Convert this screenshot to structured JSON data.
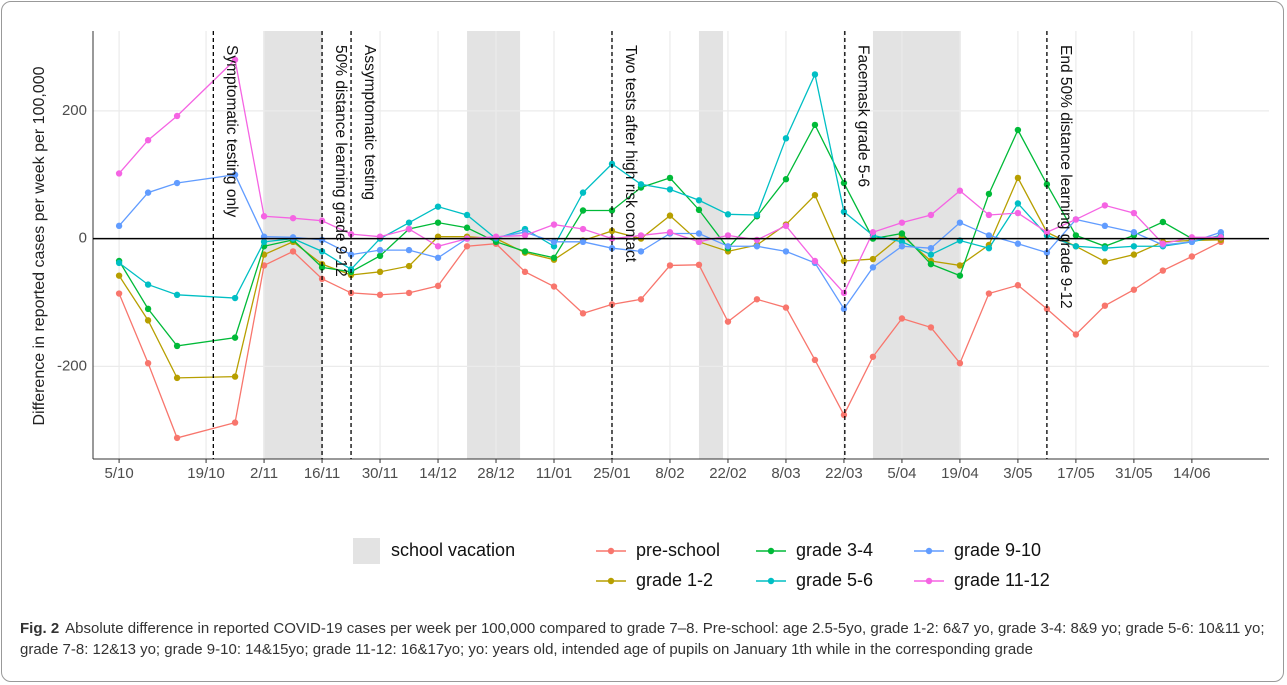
{
  "chart_data": {
    "type": "line",
    "y_label": "Difference in reported cases per week per 100,000",
    "x": [
      0,
      1,
      2,
      4,
      5,
      6,
      7,
      8,
      9,
      10,
      11,
      12,
      13,
      14,
      15,
      16,
      17,
      18,
      19,
      20,
      21,
      22,
      23,
      24,
      25,
      26,
      27,
      28,
      29,
      30,
      31,
      32,
      33,
      34,
      35,
      36,
      37,
      38
    ],
    "xlim": [
      -0.9,
      39.66
    ],
    "xticks": [
      {
        "value": 0,
        "label": "5/10"
      },
      {
        "value": 3,
        "label": "19/10"
      },
      {
        "value": 5,
        "label": "2/11"
      },
      {
        "value": 7,
        "label": "16/11"
      },
      {
        "value": 9,
        "label": "30/11"
      },
      {
        "value": 11,
        "label": "14/12"
      },
      {
        "value": 13,
        "label": "28/12"
      },
      {
        "value": 15,
        "label": "11/01"
      },
      {
        "value": 17,
        "label": "25/01"
      },
      {
        "value": 19,
        "label": "8/02"
      },
      {
        "value": 21,
        "label": "22/02"
      },
      {
        "value": 23,
        "label": "8/03"
      },
      {
        "value": 25,
        "label": "22/03"
      },
      {
        "value": 27,
        "label": "5/04"
      },
      {
        "value": 29,
        "label": "19/04"
      },
      {
        "value": 31,
        "label": "3/05"
      },
      {
        "value": 33,
        "label": "17/05"
      },
      {
        "value": 35,
        "label": "31/05"
      },
      {
        "value": 37,
        "label": "14/06"
      }
    ],
    "ylim": [
      -345,
      325
    ],
    "yticks": [
      -200,
      0,
      200
    ],
    "grid": true,
    "reference_line": 0,
    "shaded": {
      "name": "school vacation",
      "color": "#e3e3e3",
      "ranges": [
        [
          4.97,
          7
        ],
        [
          12,
          13.83
        ],
        [
          20,
          20.83
        ],
        [
          26,
          29.03
        ]
      ]
    },
    "annotations": [
      {
        "x": 3.25,
        "label": "Symptomatic testing only"
      },
      {
        "x": 7,
        "label": "50% distance learning grade 9-12"
      },
      {
        "x": 8,
        "label": "Assymptomatic testing"
      },
      {
        "x": 17,
        "label": "Two tests after high risk contact"
      },
      {
        "x": 25.03,
        "label": "Facemask grade 5-6"
      },
      {
        "x": 32,
        "label": "End 50% distance learning grade 9-12"
      }
    ],
    "series": [
      {
        "name": "pre-school",
        "color": "#F8766D",
        "values": [
          -86,
          -195,
          -312,
          -288,
          -42,
          -20,
          -63,
          -85,
          -88,
          -85,
          -74,
          -12,
          -8,
          -52,
          -75,
          -117,
          -103,
          -95,
          -42,
          -41,
          -130,
          -95,
          -108,
          -190,
          -276,
          -185,
          -125,
          -139,
          -195,
          -86,
          -73,
          -110,
          -150,
          -105,
          -80,
          -50,
          -28,
          -5
        ]
      },
      {
        "name": "grade 1-2",
        "color": "#B79F00",
        "values": [
          -58,
          -128,
          -218,
          -216,
          -25,
          -5,
          -40,
          -57,
          -52,
          -43,
          3,
          3,
          0,
          -22,
          -33,
          -3,
          12,
          0,
          36,
          -5,
          -20,
          -10,
          22,
          68,
          -35,
          -32,
          5,
          -35,
          -42,
          -10,
          95,
          10,
          -12,
          -36,
          -25,
          -5,
          -3,
          -2
        ]
      },
      {
        "name": "grade 3-4",
        "color": "#00BA38",
        "values": [
          -35,
          -110,
          -168,
          -155,
          -12,
          -2,
          -45,
          -52,
          -27,
          15,
          25,
          17,
          -5,
          -20,
          -30,
          44,
          44,
          80,
          95,
          45,
          -15,
          35,
          93,
          178,
          87,
          0,
          8,
          -40,
          -58,
          70,
          170,
          85,
          5,
          -12,
          5,
          26,
          0,
          2
        ]
      },
      {
        "name": "grade 5-6",
        "color": "#00BFC4",
        "values": [
          -38,
          -72,
          -88,
          -93,
          -5,
          0,
          -20,
          -48,
          0,
          25,
          50,
          37,
          0,
          15,
          -12,
          72,
          117,
          85,
          77,
          60,
          38,
          37,
          157,
          257,
          42,
          5,
          -5,
          -25,
          -3,
          -15,
          55,
          5,
          -12,
          -15,
          -12,
          -12,
          -5,
          5
        ]
      },
      {
        "name": "grade 9-10",
        "color": "#619CFF",
        "values": [
          20,
          72,
          87,
          100,
          3,
          2,
          -2,
          -25,
          -18,
          -18,
          -30,
          0,
          2,
          10,
          -5,
          -5,
          -15,
          -20,
          8,
          8,
          -12,
          -12,
          -20,
          -38,
          -110,
          -45,
          -12,
          -15,
          25,
          5,
          -8,
          -22,
          30,
          20,
          10,
          -10,
          -5,
          10
        ]
      },
      {
        "name": "grade 11-12",
        "color": "#F564E3",
        "values": [
          102,
          154,
          192,
          280,
          35,
          32,
          28,
          7,
          3,
          15,
          -12,
          0,
          3,
          5,
          22,
          15,
          0,
          5,
          10,
          -5,
          5,
          -2,
          20,
          -35,
          -85,
          10,
          25,
          37,
          75,
          37,
          40,
          10,
          30,
          52,
          40,
          -8,
          2,
          2
        ]
      }
    ]
  },
  "caption_label": "Fig. 2",
  "caption": "Absolute difference in reported COVID-19 cases per week per 100,000 compared to grade 7–8. Pre-school: age 2.5-5yo, grade 1-2: 6&7 yo, grade 3-4: 8&9 yo; grade 5-6: 10&11 yo; grade 7-8: 12&13 yo; grade 9-10: 14&15yo; grade 11-12: 16&17yo; yo: years old, intended age of pupils on January 1th while in the corresponding grade"
}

- [WORK REQUIRED]: Copy whichever lines in the listing above contain the word "testing".

- [EXERCISE SOLUTION]:
        "label": "Symptomatic testing only"
        "label": "Assymptomatic testing"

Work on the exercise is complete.